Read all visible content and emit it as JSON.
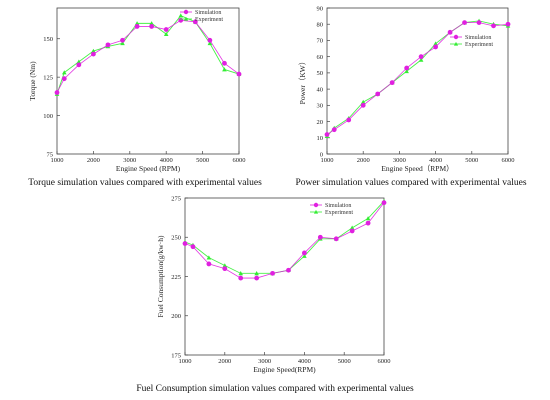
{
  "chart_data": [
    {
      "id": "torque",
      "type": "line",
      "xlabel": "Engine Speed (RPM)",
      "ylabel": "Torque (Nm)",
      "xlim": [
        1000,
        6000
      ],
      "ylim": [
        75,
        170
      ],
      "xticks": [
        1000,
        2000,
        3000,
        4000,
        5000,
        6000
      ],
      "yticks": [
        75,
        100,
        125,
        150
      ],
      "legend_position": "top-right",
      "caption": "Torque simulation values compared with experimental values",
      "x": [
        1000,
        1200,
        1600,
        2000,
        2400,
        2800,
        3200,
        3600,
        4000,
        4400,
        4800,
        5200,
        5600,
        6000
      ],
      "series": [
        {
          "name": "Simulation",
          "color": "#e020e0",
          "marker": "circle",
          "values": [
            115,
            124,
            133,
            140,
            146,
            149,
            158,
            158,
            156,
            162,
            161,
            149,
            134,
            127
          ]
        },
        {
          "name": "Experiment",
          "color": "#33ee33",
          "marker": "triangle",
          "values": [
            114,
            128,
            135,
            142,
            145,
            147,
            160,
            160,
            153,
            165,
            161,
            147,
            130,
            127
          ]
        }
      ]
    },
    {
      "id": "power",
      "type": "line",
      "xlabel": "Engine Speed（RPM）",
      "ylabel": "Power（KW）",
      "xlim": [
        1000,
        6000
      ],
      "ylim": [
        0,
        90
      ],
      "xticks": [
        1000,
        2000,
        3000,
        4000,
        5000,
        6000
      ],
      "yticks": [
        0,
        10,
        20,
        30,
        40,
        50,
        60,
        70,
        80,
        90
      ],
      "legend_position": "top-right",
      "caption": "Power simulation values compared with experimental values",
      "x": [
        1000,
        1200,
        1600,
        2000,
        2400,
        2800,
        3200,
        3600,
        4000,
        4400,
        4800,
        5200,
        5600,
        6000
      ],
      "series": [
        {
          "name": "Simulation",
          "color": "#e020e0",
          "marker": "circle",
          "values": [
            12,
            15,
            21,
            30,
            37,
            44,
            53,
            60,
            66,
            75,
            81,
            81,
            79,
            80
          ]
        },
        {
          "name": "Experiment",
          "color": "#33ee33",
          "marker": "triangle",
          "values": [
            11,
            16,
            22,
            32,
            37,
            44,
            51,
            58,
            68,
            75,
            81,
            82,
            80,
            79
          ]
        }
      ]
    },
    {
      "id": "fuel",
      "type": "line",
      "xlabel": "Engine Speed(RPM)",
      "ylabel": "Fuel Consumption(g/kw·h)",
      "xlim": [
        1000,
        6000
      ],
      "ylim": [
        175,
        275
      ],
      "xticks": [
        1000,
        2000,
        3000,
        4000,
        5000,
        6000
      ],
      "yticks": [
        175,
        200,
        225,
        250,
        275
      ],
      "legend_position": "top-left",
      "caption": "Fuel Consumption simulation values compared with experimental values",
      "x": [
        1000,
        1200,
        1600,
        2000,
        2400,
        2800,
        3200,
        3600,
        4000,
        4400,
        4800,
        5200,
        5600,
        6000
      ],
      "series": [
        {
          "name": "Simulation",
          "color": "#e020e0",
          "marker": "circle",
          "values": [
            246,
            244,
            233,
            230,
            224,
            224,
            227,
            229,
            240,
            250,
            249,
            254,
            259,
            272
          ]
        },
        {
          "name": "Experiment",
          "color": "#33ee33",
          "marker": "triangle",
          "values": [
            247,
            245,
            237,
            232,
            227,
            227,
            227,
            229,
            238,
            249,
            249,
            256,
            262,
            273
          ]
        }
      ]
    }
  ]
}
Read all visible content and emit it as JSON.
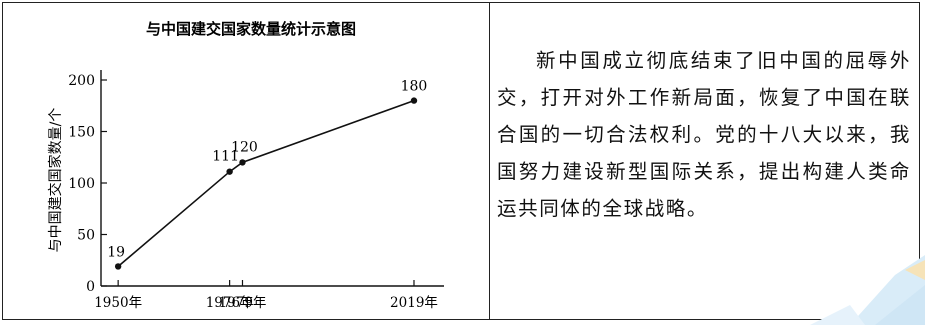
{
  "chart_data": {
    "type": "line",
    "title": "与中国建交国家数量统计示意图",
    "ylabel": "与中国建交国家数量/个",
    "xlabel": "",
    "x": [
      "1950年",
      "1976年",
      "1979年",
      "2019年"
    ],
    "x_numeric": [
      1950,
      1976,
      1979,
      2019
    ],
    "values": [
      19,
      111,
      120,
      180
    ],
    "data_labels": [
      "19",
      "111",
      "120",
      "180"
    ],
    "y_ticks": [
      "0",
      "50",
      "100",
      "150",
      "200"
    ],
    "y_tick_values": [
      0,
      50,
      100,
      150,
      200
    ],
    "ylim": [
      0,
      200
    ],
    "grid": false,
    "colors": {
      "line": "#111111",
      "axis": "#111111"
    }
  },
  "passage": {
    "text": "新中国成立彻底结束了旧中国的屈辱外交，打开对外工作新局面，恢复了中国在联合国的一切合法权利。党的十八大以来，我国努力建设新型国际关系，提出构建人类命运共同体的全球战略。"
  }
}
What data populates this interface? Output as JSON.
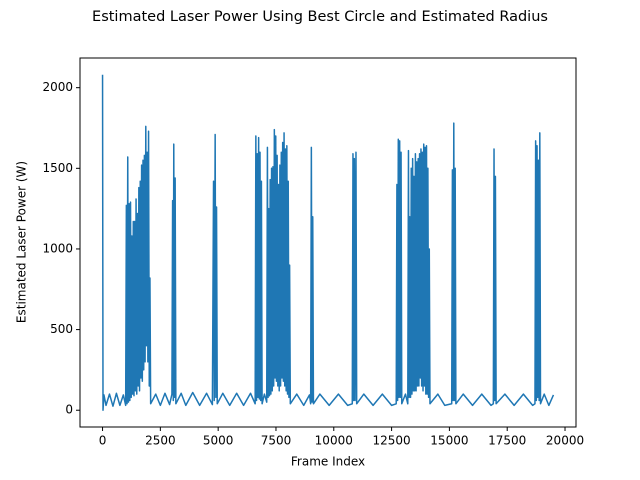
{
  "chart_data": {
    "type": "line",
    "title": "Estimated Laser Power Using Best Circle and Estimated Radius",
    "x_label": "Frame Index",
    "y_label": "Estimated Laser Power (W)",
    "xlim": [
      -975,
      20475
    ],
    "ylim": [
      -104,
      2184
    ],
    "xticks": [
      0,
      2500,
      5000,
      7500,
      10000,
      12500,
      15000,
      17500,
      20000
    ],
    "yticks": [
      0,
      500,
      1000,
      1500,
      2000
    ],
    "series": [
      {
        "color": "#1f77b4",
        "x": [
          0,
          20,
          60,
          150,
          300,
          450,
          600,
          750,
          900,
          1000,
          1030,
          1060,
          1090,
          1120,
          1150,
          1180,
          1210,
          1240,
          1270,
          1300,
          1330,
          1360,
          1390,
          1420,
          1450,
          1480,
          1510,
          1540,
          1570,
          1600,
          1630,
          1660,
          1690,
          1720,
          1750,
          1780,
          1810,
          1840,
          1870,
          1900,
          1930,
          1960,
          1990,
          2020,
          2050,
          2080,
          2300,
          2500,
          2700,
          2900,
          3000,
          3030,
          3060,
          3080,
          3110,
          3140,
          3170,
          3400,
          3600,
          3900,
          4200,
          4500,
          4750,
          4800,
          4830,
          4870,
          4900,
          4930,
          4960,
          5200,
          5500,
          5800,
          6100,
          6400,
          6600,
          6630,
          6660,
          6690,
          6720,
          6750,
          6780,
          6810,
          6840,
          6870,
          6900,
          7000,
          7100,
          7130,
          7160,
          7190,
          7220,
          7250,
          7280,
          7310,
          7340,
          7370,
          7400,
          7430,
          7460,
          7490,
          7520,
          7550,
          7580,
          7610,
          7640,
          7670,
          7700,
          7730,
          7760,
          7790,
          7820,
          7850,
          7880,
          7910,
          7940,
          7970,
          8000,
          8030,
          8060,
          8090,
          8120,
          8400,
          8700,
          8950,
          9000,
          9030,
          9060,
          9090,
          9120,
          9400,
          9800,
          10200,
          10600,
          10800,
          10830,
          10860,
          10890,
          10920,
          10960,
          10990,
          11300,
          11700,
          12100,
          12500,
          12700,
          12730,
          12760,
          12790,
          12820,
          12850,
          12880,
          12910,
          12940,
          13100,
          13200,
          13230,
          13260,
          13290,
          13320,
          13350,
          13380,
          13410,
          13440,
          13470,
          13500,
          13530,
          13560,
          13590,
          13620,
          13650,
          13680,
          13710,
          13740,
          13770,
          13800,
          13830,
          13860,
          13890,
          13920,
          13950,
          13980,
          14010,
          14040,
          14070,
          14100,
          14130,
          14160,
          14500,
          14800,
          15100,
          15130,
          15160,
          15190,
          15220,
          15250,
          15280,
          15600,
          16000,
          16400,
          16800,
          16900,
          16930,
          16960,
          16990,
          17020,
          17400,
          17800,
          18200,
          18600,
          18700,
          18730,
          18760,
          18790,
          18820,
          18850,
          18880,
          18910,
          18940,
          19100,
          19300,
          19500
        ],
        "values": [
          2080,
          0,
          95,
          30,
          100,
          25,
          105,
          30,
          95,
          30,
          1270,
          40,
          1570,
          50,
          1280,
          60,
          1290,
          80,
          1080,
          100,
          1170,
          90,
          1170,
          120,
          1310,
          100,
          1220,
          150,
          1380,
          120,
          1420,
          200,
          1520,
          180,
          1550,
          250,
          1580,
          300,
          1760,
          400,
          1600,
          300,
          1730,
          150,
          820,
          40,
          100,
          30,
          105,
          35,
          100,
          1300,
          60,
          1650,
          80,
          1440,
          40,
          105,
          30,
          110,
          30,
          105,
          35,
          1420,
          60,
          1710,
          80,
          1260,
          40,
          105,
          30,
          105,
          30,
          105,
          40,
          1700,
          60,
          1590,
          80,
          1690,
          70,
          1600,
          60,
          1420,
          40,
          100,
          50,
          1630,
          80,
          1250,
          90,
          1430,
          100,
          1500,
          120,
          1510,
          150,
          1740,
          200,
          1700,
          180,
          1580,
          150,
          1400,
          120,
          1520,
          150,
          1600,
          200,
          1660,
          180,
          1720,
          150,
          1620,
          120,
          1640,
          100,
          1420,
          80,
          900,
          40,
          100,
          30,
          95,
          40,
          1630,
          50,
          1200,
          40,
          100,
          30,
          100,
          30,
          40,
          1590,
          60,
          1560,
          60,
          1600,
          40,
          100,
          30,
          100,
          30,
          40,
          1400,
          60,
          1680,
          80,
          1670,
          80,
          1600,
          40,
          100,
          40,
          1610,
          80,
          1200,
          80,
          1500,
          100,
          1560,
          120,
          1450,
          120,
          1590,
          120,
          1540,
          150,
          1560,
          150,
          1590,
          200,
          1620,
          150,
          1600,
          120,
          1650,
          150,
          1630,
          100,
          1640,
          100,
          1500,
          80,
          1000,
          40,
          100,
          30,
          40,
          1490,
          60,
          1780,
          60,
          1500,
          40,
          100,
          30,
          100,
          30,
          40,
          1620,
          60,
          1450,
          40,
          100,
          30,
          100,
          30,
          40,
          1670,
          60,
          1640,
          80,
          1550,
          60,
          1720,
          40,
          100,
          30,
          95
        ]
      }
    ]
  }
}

### Task directions
Show each line of the data that contains the string "experimental".

### Completed task
      "caption": "Torque simulation values compared with experimental values",
      "caption": "Power simulation values compared with experimental values",
      "caption": "Fuel Consumption simulation values compared with experimental values",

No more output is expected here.